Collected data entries
----
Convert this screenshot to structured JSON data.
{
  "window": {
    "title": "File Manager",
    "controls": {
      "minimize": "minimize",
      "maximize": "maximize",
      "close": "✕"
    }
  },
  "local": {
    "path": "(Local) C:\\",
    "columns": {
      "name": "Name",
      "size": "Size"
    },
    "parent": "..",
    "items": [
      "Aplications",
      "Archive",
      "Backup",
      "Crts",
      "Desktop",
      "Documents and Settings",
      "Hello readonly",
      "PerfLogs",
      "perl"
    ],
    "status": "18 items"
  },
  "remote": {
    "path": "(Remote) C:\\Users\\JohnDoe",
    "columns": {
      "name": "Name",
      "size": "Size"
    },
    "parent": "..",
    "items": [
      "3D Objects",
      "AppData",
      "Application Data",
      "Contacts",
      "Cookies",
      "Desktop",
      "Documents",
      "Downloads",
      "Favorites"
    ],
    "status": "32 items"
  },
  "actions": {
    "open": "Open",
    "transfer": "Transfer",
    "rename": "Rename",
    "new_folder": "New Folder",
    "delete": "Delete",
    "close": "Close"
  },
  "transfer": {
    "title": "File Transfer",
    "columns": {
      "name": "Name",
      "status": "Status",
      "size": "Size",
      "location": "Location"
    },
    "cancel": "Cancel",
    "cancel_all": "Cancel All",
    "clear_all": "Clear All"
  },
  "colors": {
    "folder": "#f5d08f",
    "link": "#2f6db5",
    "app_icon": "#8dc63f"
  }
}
----
### Job
Gather and copy every line of the data in which the string "items" is found.

### Result of this exercise
    "items": [
    "status": "18 items"
    "items": [
    "status": "32 items"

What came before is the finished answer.